● What is expected:
Read the lines below. Copy out any that hold the string "Episode".

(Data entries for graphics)
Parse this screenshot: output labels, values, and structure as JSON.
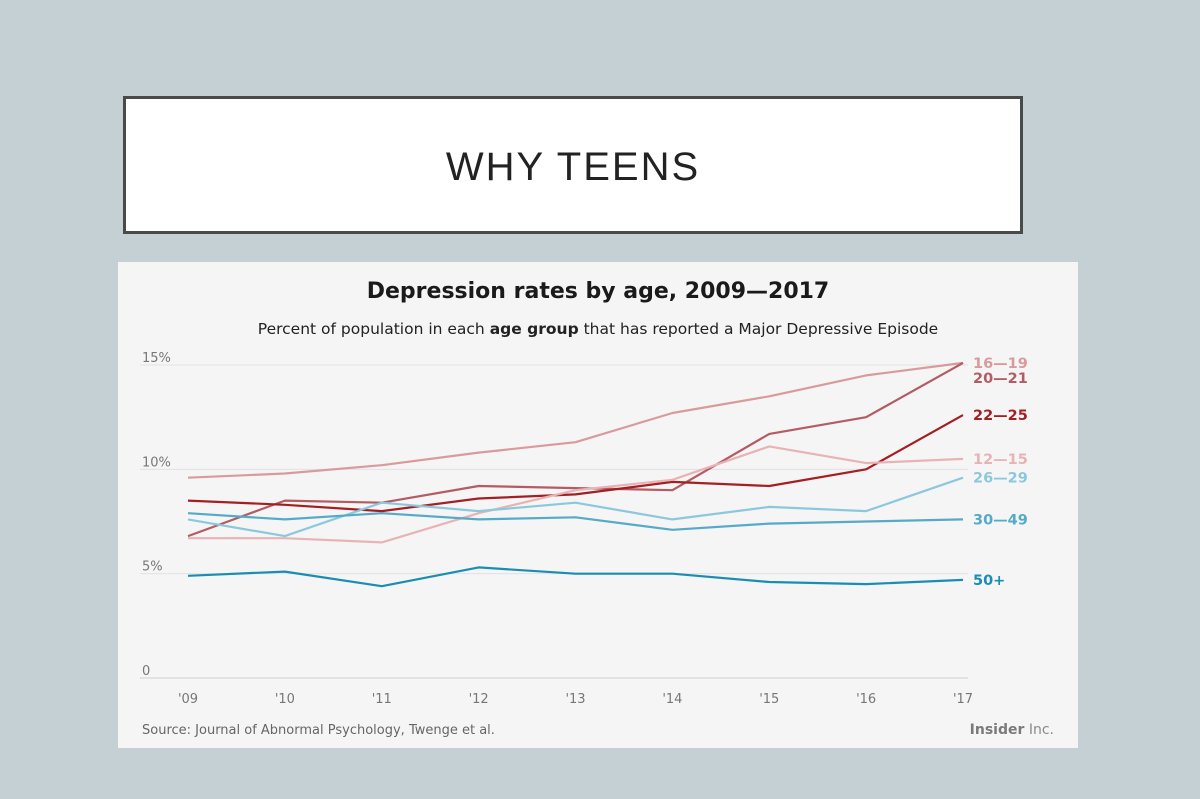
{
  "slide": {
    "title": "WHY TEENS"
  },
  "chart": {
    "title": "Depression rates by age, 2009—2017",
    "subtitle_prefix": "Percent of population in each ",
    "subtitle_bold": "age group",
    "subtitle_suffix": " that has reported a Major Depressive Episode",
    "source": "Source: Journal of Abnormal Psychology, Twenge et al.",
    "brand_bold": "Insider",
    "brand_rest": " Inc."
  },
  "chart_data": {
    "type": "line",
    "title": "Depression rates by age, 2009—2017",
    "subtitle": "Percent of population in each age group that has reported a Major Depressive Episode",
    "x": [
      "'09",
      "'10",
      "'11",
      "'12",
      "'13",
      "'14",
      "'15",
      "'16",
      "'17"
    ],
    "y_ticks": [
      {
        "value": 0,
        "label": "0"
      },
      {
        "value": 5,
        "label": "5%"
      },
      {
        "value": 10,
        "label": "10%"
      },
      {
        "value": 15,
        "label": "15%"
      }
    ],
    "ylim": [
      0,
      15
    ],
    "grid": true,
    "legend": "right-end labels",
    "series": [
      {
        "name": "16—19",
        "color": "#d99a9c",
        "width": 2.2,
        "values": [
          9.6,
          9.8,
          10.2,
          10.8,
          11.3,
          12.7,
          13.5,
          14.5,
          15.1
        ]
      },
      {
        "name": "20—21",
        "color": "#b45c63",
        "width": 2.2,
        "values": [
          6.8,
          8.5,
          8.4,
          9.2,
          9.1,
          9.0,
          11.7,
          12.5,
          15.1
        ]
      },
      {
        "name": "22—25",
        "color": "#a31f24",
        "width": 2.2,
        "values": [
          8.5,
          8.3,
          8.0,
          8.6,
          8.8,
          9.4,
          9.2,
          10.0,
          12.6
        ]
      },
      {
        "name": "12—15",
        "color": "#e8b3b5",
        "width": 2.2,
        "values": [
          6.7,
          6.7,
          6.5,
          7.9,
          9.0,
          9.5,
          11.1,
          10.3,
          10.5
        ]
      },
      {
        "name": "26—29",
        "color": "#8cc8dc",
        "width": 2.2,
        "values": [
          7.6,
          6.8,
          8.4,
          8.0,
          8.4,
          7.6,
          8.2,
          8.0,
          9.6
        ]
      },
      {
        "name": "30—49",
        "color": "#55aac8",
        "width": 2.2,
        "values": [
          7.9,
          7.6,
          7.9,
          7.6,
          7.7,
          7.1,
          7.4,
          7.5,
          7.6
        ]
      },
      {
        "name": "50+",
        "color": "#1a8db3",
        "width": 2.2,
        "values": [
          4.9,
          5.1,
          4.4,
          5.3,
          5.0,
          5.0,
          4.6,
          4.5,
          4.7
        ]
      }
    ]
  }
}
---
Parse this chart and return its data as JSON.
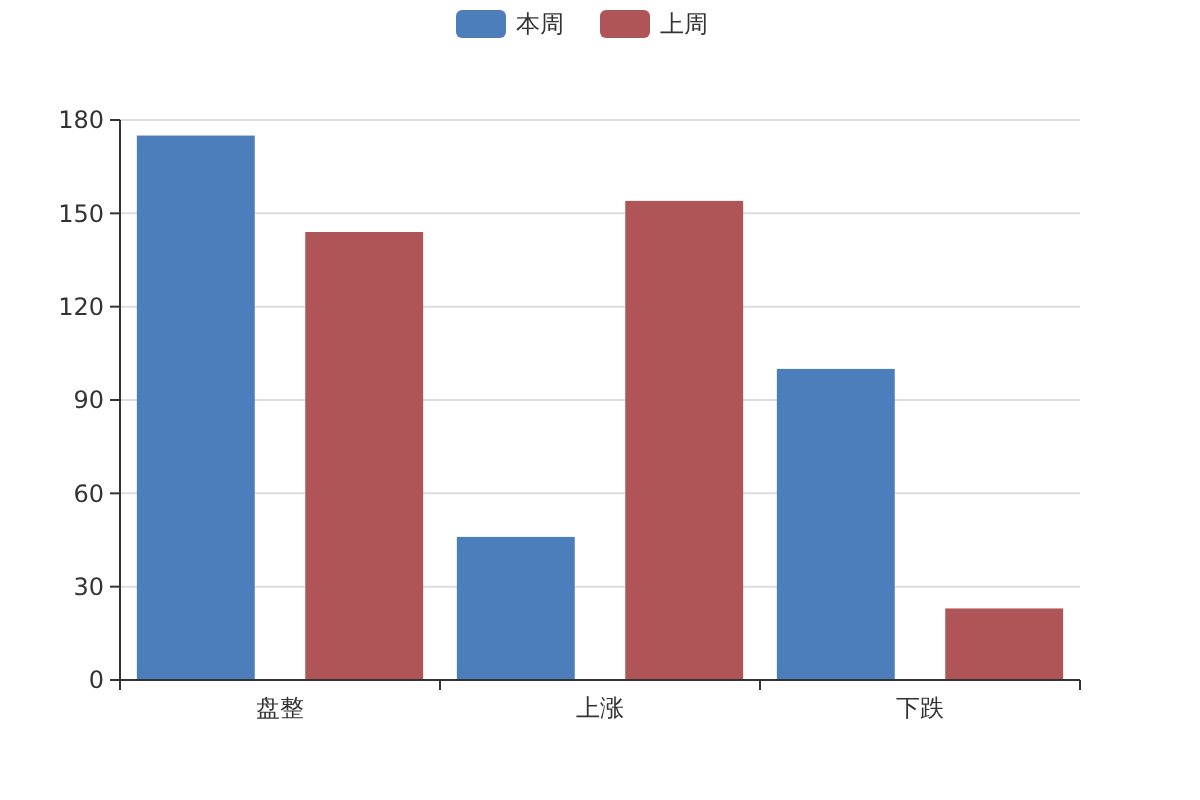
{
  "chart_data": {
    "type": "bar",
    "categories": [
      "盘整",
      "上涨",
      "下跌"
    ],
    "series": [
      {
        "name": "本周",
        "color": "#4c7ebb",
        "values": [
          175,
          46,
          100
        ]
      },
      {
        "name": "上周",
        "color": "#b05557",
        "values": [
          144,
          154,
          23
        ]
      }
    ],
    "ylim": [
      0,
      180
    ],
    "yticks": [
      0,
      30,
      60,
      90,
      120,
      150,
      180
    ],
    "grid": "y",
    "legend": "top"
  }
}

● Complete answer:
    "subtitle_suffix": " that has reported a Major Depressive Episode",
    "subtitle": "Percent of population in each age group that has reported a Major Depressive Episode",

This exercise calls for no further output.